» **Set exercise**
It is required that all of the data be written out exactly.

--- Extracted information ---

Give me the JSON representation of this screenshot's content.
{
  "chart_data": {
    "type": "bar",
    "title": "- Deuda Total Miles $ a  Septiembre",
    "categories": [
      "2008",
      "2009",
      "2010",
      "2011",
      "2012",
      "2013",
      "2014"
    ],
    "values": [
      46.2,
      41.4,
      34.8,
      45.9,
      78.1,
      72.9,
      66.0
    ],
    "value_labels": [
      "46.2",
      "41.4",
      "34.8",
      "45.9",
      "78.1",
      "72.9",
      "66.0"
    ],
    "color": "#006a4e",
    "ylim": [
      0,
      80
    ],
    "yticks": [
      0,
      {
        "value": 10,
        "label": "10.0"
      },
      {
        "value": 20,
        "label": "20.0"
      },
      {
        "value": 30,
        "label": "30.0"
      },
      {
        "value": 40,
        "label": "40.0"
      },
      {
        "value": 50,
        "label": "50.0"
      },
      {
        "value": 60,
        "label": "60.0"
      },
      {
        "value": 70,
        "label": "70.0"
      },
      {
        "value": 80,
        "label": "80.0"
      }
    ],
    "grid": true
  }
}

---

» **Result of this task**
Give me the JSON representation of this screenshot's content.
{
  "chart_data": {
    "type": "bar",
    "title": "- Deuda Total Miles $ a  Septiembre",
    "categories": [
      "2008",
      "2009",
      "2010",
      "2011",
      "2012",
      "2013",
      "2014"
    ],
    "values": [
      46.2,
      41.4,
      34.8,
      45.9,
      78.1,
      72.9,
      66.0
    ],
    "value_labels": [
      "46.2",
      "41.4",
      "34.8",
      "45.9",
      "78.1",
      "72.9",
      "66.0"
    ],
    "color": "#006a4e",
    "ylim": [
      0,
      80
    ],
    "yticks": [
      0,
      {
        "value": 10,
        "label": "10.0"
      },
      {
        "value": 20,
        "label": "20.0"
      },
      {
        "value": 30,
        "label": "30.0"
      },
      {
        "value": 40,
        "label": "40.0"
      },
      {
        "value": 50,
        "label": "50.0"
      },
      {
        "value": 60,
        "label": "60.0"
      },
      {
        "value": 70,
        "label": "70.0"
      },
      {
        "value": 80,
        "label": "80.0"
      }
    ],
    "grid": true
  }
}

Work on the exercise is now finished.